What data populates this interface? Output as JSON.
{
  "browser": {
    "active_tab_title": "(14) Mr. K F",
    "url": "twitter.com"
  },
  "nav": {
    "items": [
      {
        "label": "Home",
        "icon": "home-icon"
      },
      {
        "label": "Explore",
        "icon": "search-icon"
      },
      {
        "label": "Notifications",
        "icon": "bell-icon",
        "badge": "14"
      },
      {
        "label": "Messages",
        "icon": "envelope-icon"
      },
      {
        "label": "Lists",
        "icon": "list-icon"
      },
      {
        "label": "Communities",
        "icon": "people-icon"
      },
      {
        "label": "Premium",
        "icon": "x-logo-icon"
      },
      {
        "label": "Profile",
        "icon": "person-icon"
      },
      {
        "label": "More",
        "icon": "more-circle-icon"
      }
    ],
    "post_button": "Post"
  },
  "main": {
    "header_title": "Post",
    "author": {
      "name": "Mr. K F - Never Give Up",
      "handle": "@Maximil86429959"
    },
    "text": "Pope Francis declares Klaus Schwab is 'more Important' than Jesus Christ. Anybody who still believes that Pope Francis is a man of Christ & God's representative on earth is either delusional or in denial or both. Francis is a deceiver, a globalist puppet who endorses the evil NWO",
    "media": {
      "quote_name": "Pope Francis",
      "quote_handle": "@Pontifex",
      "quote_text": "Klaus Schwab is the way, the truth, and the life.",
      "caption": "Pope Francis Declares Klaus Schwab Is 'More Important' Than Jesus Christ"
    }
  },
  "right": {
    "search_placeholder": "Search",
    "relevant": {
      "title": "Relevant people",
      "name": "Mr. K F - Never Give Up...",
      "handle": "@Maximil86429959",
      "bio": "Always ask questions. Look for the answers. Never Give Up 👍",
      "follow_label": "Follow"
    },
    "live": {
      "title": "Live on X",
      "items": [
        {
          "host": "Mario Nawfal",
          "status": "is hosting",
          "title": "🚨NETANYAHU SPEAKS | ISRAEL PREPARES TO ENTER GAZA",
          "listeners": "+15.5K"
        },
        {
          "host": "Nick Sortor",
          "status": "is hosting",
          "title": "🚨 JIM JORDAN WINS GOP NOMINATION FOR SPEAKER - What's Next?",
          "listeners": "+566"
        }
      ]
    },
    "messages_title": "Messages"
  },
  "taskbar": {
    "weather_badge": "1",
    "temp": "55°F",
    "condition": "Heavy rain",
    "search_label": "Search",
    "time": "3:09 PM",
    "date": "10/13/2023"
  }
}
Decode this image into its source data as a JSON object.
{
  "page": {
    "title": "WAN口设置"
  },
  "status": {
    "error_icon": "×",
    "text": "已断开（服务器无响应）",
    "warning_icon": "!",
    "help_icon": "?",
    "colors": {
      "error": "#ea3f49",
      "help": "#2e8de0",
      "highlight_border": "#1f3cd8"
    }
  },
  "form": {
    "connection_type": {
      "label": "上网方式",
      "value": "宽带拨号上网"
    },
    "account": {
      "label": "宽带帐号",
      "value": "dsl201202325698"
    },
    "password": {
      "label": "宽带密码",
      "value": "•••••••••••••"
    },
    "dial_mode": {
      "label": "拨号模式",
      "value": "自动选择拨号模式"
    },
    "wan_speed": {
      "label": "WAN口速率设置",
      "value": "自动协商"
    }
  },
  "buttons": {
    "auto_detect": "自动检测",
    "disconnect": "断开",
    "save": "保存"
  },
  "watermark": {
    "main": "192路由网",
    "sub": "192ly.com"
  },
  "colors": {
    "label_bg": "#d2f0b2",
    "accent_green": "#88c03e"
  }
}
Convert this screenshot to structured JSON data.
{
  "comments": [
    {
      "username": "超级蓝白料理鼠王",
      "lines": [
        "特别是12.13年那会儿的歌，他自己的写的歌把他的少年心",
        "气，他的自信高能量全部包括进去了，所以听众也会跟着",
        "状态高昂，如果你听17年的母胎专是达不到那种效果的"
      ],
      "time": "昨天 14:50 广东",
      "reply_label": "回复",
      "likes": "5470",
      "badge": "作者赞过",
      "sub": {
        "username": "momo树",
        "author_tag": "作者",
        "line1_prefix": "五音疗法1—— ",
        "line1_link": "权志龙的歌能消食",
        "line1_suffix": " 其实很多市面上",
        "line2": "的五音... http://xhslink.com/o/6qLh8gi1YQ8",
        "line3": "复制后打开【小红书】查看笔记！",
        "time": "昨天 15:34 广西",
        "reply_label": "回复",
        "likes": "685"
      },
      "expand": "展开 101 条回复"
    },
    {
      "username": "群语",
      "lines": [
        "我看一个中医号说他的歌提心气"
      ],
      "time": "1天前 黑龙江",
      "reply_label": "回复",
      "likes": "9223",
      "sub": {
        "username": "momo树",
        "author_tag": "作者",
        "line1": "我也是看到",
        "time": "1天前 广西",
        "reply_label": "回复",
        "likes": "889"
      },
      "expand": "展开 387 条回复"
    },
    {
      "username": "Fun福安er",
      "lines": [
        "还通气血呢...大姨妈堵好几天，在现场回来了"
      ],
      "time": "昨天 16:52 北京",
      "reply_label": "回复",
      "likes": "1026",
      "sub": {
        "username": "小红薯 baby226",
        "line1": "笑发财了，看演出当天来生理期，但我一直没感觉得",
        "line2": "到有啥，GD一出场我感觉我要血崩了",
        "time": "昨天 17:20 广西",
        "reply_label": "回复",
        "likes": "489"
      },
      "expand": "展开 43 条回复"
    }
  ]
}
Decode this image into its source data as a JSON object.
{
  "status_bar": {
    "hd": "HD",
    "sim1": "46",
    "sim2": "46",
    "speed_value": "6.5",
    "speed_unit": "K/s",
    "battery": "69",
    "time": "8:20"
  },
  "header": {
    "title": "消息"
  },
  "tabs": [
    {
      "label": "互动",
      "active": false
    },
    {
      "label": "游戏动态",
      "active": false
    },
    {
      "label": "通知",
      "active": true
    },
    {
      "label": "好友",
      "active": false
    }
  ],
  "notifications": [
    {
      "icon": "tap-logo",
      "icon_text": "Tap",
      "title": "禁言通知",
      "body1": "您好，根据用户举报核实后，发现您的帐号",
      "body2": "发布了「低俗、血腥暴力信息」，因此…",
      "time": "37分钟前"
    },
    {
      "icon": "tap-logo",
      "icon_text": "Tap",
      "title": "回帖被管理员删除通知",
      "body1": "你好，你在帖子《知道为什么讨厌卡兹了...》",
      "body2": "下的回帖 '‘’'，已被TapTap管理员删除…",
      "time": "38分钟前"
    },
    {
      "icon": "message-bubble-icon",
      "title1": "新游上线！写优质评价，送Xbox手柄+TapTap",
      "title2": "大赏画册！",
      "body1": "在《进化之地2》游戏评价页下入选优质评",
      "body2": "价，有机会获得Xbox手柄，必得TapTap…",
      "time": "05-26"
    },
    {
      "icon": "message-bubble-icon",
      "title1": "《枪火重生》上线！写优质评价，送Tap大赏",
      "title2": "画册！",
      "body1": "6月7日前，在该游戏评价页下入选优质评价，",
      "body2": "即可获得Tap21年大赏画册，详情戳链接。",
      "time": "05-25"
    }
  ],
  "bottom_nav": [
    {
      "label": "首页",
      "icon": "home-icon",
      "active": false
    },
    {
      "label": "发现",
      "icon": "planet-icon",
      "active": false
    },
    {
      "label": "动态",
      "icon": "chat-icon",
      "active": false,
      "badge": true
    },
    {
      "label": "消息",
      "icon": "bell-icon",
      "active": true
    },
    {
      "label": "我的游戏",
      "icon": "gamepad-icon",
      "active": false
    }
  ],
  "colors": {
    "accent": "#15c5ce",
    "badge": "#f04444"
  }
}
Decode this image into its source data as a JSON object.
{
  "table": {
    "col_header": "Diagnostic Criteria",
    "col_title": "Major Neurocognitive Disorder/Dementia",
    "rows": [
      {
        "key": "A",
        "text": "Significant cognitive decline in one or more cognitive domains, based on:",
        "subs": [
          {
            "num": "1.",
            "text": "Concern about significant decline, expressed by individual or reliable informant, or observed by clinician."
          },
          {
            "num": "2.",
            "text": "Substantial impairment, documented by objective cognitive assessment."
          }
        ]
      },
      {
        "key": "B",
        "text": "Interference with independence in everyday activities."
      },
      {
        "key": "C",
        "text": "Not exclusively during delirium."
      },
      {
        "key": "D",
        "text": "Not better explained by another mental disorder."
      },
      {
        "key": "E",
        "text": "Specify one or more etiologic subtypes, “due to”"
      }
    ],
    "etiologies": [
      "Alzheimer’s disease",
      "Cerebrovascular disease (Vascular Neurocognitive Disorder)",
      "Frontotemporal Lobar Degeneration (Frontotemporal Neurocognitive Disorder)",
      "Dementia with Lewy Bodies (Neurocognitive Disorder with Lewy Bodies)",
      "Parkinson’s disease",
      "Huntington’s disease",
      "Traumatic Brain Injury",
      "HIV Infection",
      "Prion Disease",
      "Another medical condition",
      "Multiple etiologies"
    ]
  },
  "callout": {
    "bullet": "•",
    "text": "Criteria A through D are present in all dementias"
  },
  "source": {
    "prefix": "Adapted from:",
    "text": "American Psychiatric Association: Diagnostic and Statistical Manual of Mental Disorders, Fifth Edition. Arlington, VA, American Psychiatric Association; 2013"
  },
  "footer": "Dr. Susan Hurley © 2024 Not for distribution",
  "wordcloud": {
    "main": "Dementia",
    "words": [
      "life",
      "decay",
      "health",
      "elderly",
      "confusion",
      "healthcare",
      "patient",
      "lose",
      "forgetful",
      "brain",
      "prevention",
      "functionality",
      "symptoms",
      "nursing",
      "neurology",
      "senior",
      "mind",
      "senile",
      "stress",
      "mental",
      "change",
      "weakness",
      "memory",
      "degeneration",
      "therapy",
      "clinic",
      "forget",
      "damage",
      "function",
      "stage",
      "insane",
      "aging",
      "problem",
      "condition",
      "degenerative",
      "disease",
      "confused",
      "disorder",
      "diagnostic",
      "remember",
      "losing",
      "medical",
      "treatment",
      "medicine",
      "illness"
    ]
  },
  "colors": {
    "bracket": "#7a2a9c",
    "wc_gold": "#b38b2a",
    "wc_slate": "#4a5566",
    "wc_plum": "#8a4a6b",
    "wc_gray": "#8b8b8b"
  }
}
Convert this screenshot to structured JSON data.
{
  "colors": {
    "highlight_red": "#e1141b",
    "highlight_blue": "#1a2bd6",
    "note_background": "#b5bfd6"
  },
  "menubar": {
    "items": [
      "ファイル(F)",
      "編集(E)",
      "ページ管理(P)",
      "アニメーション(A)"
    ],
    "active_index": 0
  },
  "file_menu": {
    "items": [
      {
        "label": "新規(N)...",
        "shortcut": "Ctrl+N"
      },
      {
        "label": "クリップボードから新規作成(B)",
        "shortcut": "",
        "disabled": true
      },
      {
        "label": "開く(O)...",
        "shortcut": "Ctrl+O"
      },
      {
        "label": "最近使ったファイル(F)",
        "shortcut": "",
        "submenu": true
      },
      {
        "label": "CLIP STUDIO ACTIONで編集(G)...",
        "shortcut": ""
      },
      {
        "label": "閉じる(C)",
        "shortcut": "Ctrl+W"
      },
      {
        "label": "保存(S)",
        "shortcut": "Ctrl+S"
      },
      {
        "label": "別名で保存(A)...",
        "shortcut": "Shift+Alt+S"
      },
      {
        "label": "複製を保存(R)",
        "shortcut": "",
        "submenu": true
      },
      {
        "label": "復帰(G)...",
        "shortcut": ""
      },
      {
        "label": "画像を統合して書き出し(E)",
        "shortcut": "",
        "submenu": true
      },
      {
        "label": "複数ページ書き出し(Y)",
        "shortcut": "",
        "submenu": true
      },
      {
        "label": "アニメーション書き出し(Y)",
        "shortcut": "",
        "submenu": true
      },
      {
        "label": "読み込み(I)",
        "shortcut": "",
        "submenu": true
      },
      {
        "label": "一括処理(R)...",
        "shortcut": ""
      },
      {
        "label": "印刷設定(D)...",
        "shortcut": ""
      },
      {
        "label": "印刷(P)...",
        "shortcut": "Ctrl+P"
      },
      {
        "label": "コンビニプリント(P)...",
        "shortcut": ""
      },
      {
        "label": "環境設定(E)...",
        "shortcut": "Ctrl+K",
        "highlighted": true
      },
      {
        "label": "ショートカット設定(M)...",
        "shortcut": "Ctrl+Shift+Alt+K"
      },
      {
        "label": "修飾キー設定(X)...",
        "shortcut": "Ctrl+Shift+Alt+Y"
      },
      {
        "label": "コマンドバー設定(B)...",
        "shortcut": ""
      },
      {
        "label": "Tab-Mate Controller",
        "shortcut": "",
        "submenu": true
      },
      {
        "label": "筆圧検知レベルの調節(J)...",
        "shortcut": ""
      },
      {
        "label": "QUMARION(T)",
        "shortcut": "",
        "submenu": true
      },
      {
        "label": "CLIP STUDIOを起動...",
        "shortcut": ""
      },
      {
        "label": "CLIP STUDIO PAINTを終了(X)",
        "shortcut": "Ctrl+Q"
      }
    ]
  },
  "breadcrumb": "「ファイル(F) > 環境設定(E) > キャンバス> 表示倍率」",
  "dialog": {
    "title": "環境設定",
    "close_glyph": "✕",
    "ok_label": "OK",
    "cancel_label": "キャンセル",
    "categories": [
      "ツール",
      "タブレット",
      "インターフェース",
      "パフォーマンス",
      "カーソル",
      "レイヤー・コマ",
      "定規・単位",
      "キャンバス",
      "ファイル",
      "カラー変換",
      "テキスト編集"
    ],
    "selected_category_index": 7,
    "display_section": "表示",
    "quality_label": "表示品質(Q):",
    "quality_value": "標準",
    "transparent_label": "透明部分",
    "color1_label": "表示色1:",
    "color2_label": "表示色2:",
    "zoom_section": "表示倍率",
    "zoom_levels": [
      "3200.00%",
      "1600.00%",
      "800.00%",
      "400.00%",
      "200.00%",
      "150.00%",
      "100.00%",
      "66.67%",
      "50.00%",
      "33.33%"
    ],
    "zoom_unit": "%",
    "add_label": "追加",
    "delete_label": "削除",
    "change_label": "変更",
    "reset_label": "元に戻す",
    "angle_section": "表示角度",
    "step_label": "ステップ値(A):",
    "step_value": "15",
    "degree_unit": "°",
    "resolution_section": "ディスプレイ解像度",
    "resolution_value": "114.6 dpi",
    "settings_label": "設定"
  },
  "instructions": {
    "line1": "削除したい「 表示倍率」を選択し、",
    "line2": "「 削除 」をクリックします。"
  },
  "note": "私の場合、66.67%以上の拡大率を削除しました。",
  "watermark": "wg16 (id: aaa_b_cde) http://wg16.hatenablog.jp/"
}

++++

■ REQUEST
Copy out every line in the listing where the word "Ctrl" appears.

■ RESPONSE
        "shortcut": "Ctrl+N"
        "shortcut": "Ctrl+O"
        "shortcut": "Ctrl+W"
        "shortcut": "Ctrl+S"
        "shortcut": "Ctrl+P"
        "shortcut": "Ctrl+K",
        "shortcut": "Ctrl+Shift+Alt+K"
        "shortcut": "Ctrl+Shift+Alt+Y"
        "shortcut": "Ctrl+Q"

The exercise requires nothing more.